▶ **INSTRUCTION**
Locate all lines with the word "missionary". Copy them.

▶ **Collected data**

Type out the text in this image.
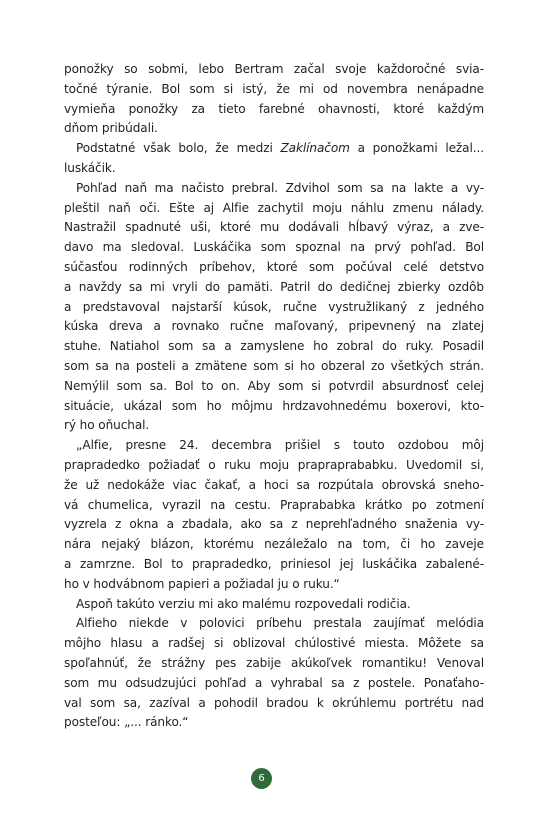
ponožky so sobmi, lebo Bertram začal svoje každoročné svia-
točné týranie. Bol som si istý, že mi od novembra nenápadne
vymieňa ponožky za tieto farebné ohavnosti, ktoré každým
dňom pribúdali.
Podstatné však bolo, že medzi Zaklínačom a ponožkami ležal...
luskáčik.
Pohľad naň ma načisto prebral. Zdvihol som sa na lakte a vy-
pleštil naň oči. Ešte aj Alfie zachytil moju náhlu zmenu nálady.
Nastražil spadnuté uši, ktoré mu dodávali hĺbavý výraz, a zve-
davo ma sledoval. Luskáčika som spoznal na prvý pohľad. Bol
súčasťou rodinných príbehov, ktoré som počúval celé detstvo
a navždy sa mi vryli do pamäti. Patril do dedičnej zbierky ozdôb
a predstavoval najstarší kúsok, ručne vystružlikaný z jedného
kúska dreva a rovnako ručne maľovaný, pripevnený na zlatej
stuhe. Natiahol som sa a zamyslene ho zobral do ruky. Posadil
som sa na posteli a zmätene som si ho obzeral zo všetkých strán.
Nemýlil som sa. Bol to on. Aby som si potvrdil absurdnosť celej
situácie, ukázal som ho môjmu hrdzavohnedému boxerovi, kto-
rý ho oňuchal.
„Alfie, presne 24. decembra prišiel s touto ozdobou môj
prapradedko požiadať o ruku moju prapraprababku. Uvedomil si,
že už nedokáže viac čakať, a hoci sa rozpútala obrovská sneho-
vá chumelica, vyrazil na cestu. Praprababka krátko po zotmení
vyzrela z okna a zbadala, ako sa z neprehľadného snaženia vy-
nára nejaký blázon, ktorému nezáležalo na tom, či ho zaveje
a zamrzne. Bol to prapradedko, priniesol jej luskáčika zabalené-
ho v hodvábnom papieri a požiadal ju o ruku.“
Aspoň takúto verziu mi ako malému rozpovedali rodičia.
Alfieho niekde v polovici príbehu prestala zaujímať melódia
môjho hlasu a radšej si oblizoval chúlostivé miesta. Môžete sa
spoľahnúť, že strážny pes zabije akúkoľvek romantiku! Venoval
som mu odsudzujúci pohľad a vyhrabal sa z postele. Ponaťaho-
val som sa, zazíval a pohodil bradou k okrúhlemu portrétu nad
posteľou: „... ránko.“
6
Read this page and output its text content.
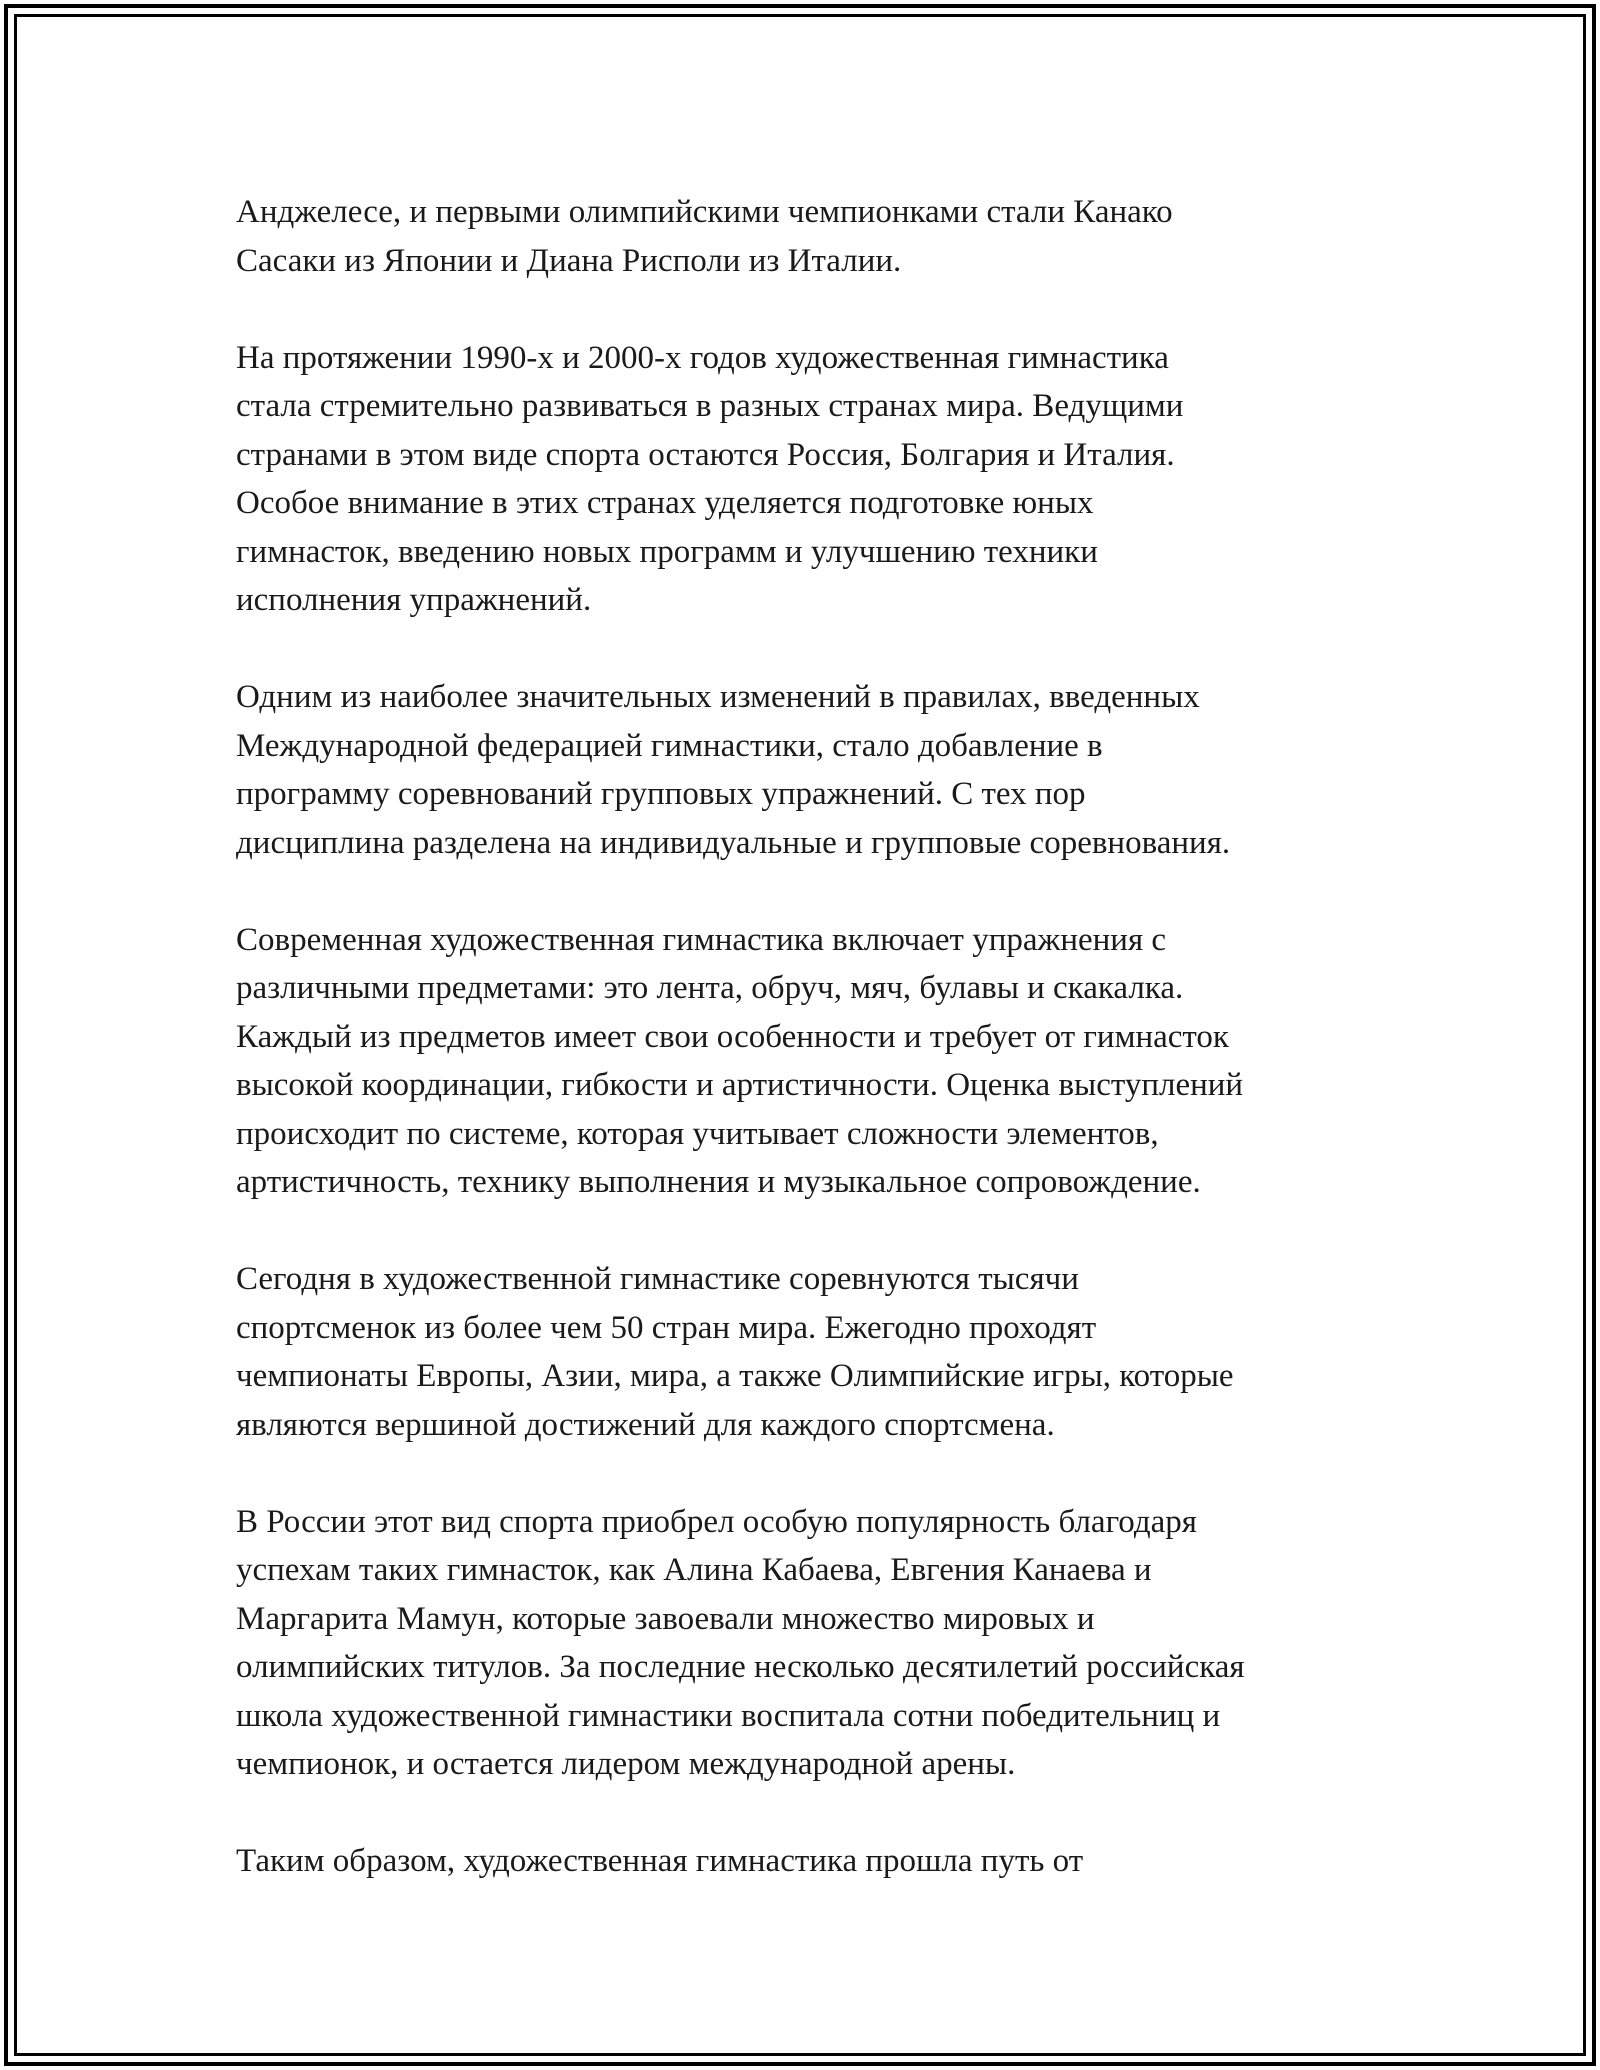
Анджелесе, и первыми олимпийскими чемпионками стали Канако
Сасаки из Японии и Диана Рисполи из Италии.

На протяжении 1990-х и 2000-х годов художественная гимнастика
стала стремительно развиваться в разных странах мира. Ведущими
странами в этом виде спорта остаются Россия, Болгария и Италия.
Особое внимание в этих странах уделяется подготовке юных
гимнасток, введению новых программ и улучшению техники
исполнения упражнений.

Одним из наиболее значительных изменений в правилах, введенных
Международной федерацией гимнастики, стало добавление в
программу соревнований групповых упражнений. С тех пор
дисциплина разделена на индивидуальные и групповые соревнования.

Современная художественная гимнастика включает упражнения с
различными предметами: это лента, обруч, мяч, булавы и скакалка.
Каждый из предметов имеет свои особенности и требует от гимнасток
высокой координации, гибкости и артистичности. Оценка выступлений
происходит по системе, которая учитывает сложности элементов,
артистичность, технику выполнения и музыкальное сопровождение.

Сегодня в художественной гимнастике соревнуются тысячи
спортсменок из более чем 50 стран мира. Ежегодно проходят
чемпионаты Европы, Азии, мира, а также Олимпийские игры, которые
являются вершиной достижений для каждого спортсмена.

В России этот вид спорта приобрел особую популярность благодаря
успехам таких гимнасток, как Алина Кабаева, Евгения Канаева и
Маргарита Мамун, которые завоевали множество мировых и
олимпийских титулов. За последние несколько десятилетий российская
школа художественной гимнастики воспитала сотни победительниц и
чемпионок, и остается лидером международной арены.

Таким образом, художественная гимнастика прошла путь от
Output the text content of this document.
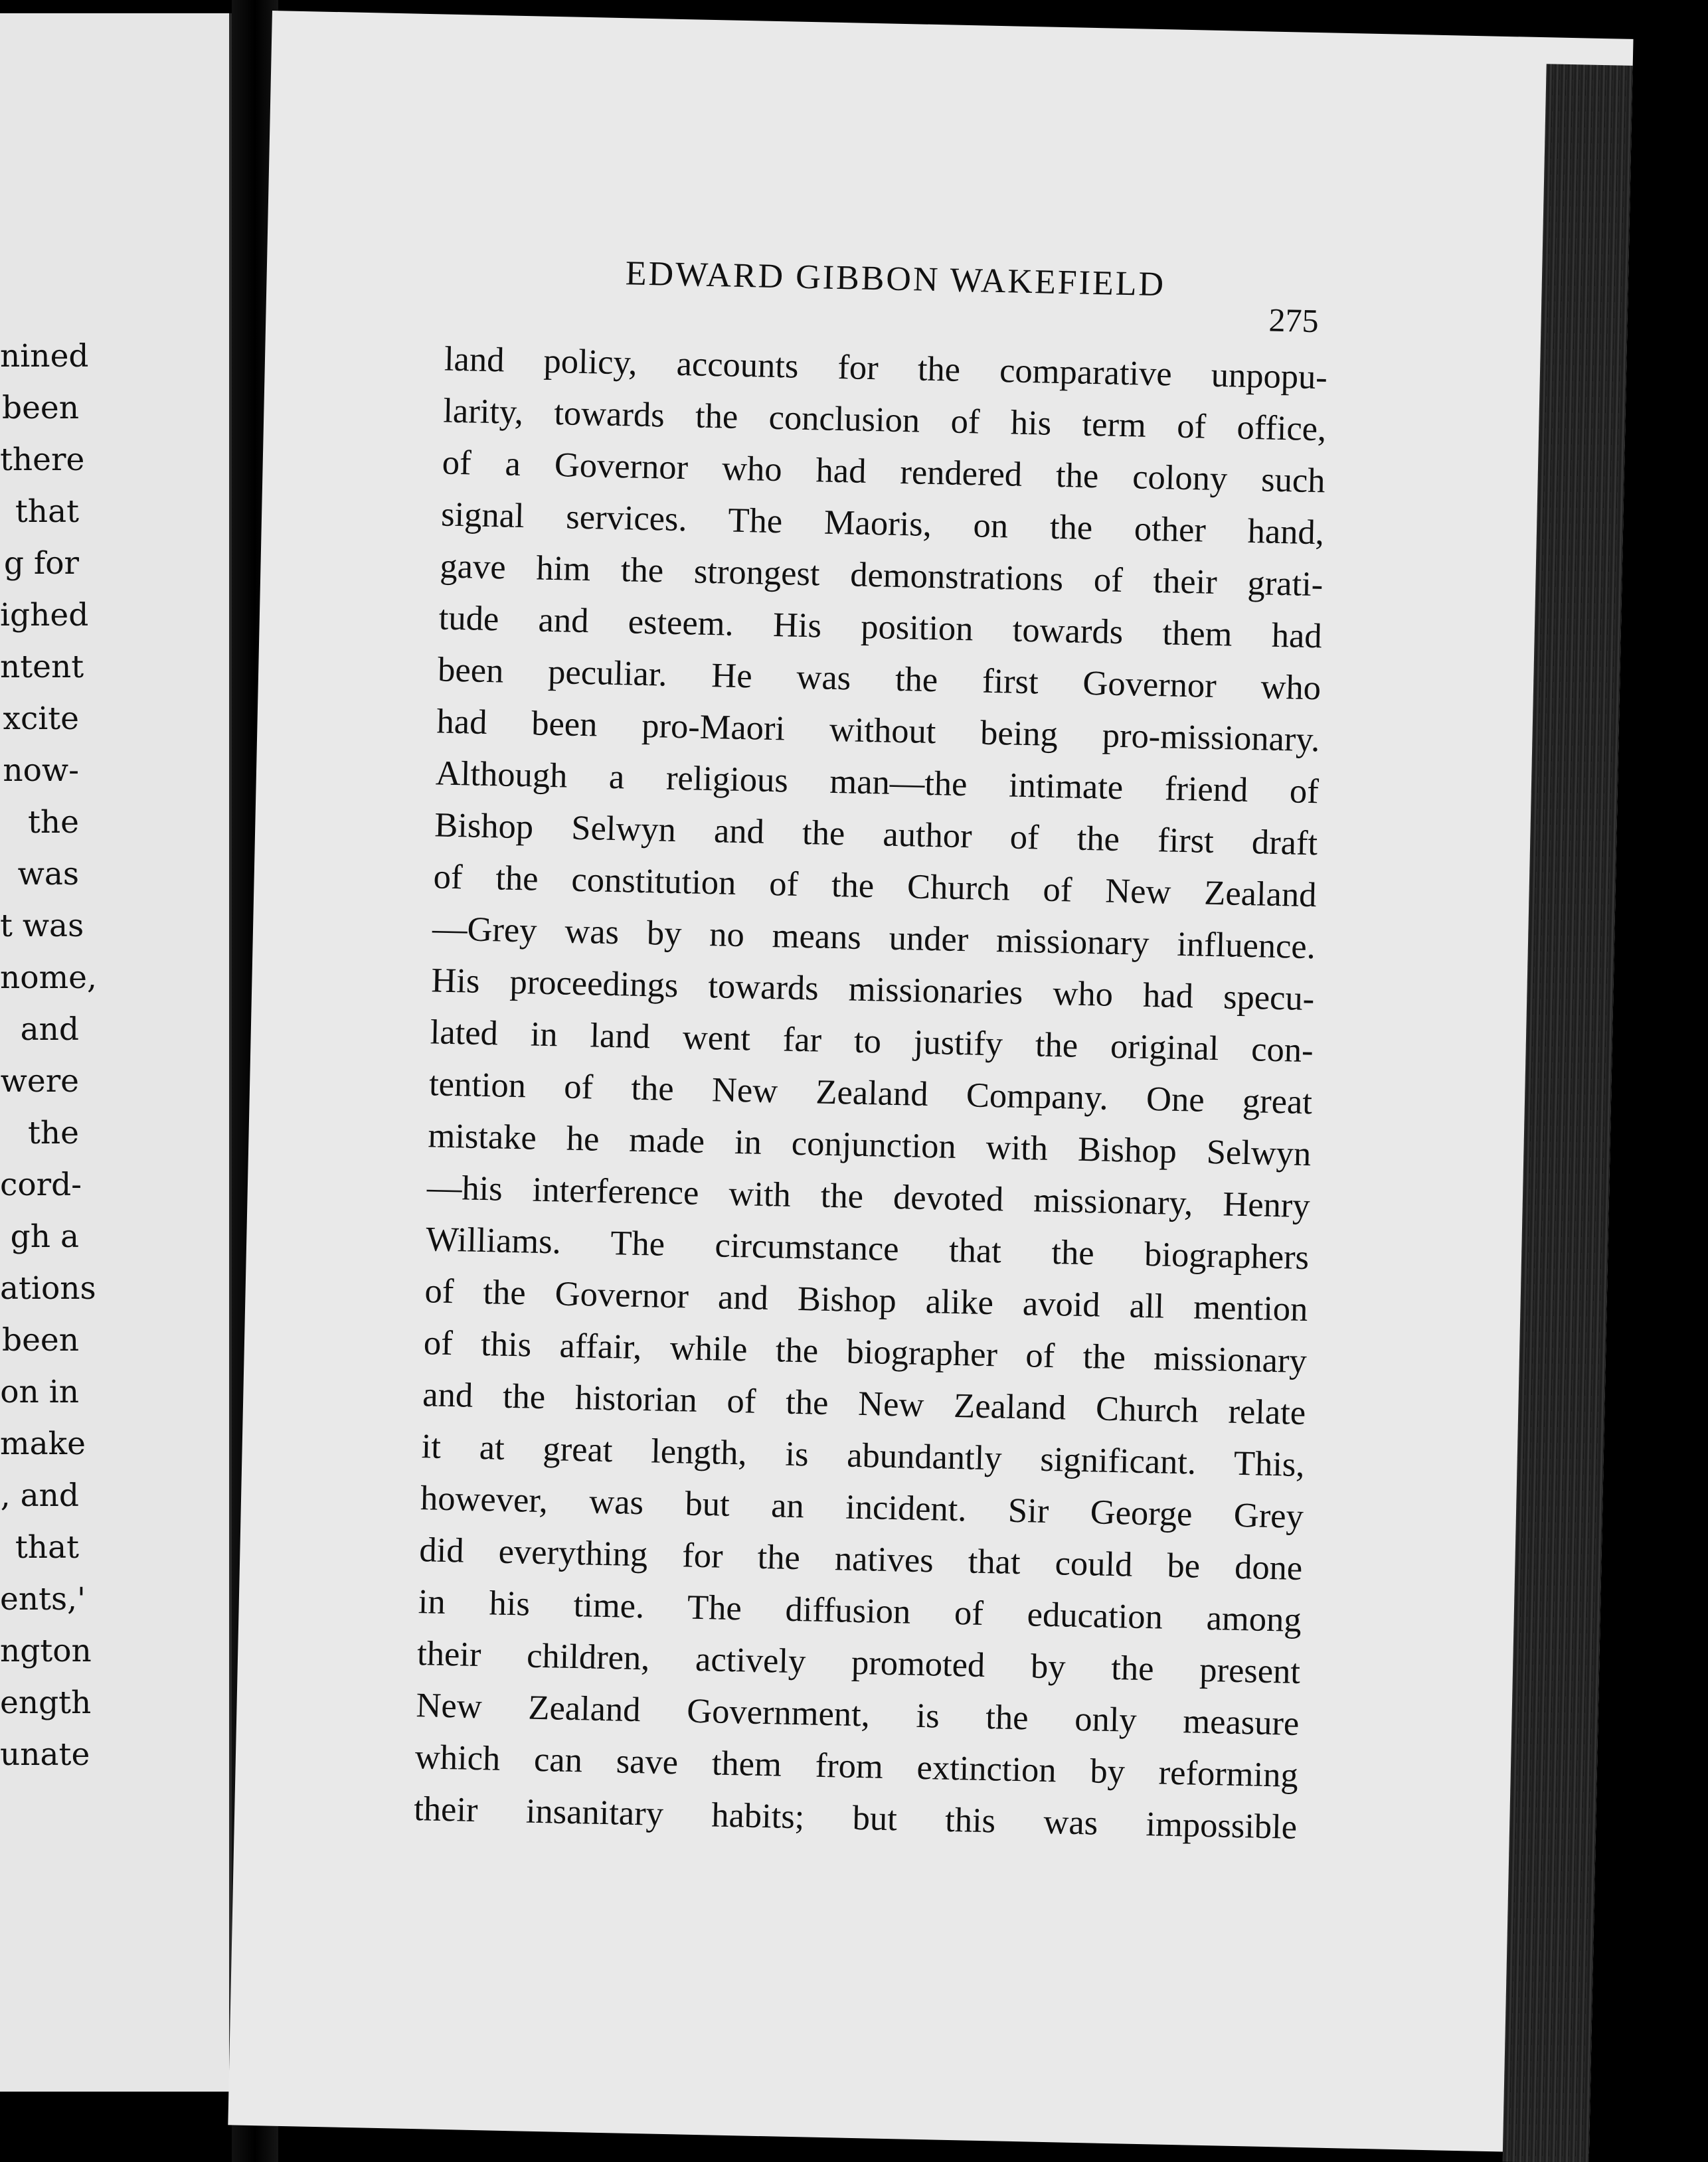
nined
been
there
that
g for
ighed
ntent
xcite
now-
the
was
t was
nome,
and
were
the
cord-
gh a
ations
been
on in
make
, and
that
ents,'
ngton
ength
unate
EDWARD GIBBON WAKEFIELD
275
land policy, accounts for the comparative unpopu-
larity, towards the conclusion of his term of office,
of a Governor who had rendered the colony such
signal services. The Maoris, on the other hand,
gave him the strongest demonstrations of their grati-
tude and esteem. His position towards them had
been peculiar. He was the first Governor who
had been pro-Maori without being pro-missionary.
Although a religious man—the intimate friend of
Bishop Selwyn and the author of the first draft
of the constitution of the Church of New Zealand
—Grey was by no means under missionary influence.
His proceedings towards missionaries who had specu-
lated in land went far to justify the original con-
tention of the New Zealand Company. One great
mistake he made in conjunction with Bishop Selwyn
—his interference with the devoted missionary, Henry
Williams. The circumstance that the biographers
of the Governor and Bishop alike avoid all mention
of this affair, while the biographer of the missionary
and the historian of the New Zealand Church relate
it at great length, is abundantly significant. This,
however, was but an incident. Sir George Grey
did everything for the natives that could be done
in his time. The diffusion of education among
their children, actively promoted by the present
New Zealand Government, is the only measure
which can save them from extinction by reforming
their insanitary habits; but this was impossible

▶ **ANSWER TO THE PROBLEM**
had been pro-Maori without being pro-missionary.
—Grey was by no means under missionary influence.
—his interference with the devoted missionary, Henry
of this affair, while the biographer of the missionary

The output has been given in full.